Task to carry out: How many of the lines that follow contain the word "亚欧大陆桥"? Give only the number.

>> Begin

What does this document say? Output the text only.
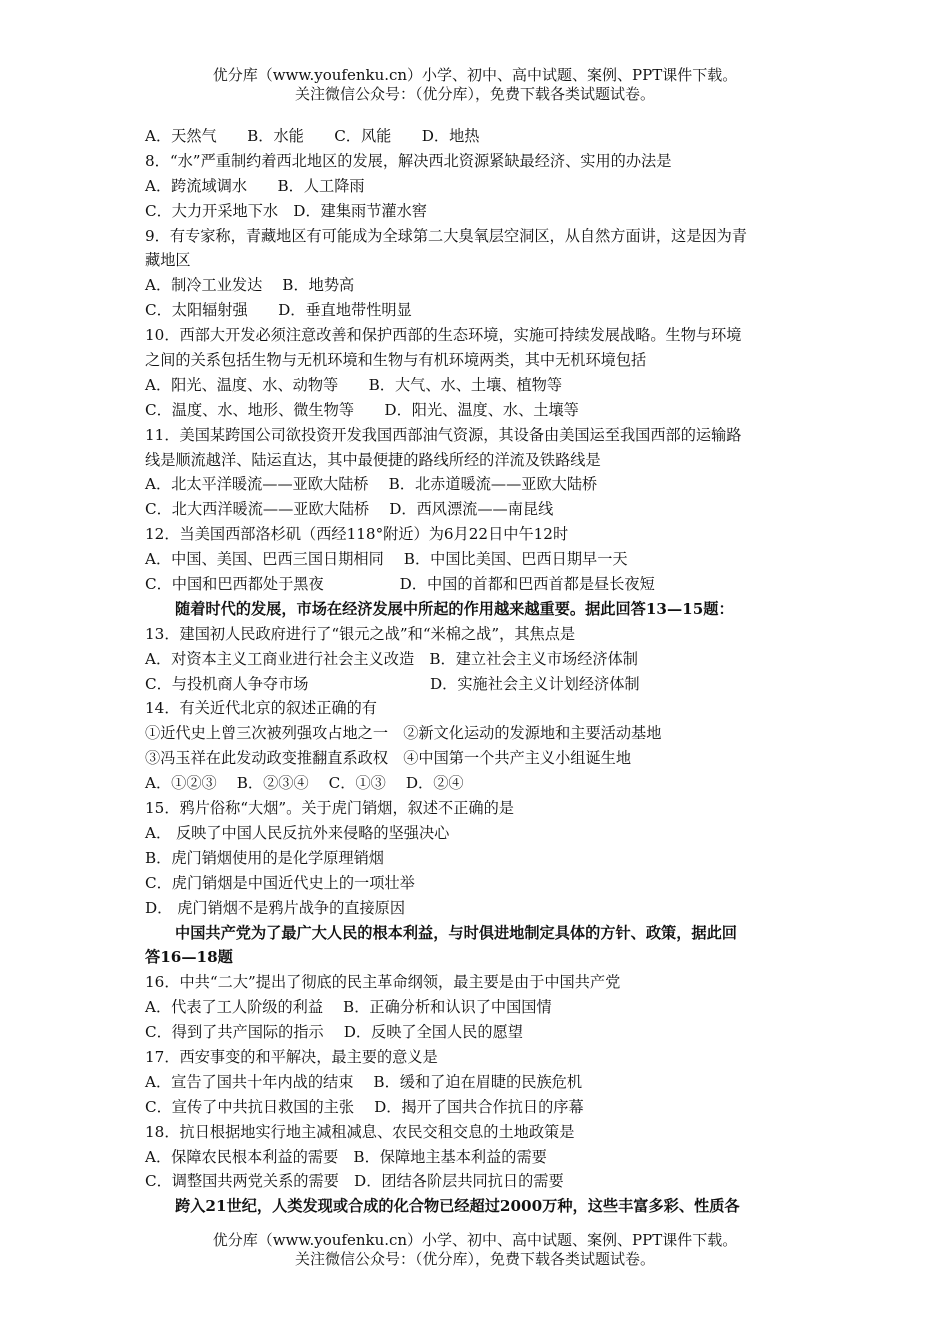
优分库（www.youfenku.cn）小学、初中、高中试题、案例、PPT课件下载。
关注微信公众号：（优分库），免费下载各类试题试卷。
A．天然气　　B．水能　　C．风能　　D．地热
8．“水”严重制约着西北地区的发展，解决西北资源紧缺最经济、实用的办法是
A．跨流域调水　　B．人工降雨
C．大力开采地下水　D．建集雨节灌水窖
9．有专家称，青藏地区有可能成为全球第二大臭氧层空洞区，从自然方面讲，这是因为青
藏地区
A．制冷工业发达　 B．地势高
C．太阳辐射强　　D．垂直地带性明显
10．西部大开发必须注意改善和保护西部的生态环境，实施可持续发展战略。生物与环境
之间的关系包括生物与无机环境和生物与有机环境两类，其中无机环境包括
A．阳光、温度、水、动物等　　B．大气、水、土壤、植物等
C．温度、水、地形、微生物等　　D．阳光、温度、水、土壤等
11．美国某跨国公司欲投资开发我国西部油气资源，其设备由美国运至我国西部的运输路
线是顺流越洋、陆运直达，其中最便捷的路线所经的洋流及铁路线是
A．北太平洋暖流——亚欧大陆桥　 B．北赤道暖流——亚欧大陆桥
C．北大西洋暖流——亚欧大陆桥　 D．西风漂流——南昆线
12．当美国西部洛杉矶（西经118°附近）为6月22日中午12时
A．中国、美国、巴西三国日期相同　 B．中国比美国、巴西日期早一天
C．中国和巴西都处于黑夜　　　　　D．中国的首都和巴西首都是昼长夜短
随着时代的发展，市场在经济发展中所起的作用越来越重要。据此回答13—15题：
13．建国初人民政府进行了“银元之战”和“米棉之战”，其焦点是
A．对资本主义工商业进行社会主义改造　B．建立社会主义市场经济体制
C．与投机商人争夺市场　　　　　　　　D．实施社会主义计划经济体制
14．有关近代北京的叙述正确的有
①近代史上曾三次被列强攻占地之一　②新文化运动的发源地和主要活动基地
③冯玉祥在此发动政变推翻直系政权　④中国第一个共产主义小组诞生地
A．①②③　 B．②③④　 C．①③　 D．②④
15．鸦片俗称“大烟”。关于虎门销烟，叙述不正确的是
A． 反映了中国人民反抗外来侵略的坚强决心
B．虎门销烟使用的是化学原理销烟
C．虎门销烟是中国近代史上的一项壮举
D． 虎门销烟不是鸦片战争的直接原因
中国共产党为了最广大人民的根本利益，与时俱进地制定具体的方针、政策，据此回
答16—18题
16．中共“二大”提出了彻底的民主革命纲领，最主要是由于中国共产党
A．代表了工人阶级的利益　 B．正确分析和认识了中国国情
C．得到了共产国际的指示　 D．反映了全国人民的愿望
17．西安事变的和平解决，最主要的意义是
A．宣告了国共十年内战的结束　 B．缓和了迫在眉睫的民族危机
C．宣传了中共抗日救国的主张　 D．揭开了国共合作抗日的序幕
18．抗日根据地实行地主减租减息、农民交租交息的土地政策是
A．保障农民根本利益的需要　B．保障地主基本利益的需要
C．调整国共两党关系的需要　D．团结各阶层共同抗日的需要
跨入21世纪，人类发现或合成的化合物已经超过2000万种，这些丰富多彩、性质各
优分库（www.youfenku.cn）小学、初中、高中试题、案例、PPT课件下载。
关注微信公众号：（优分库），免费下载各类试题试卷。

>> End

Response to this exercise: 2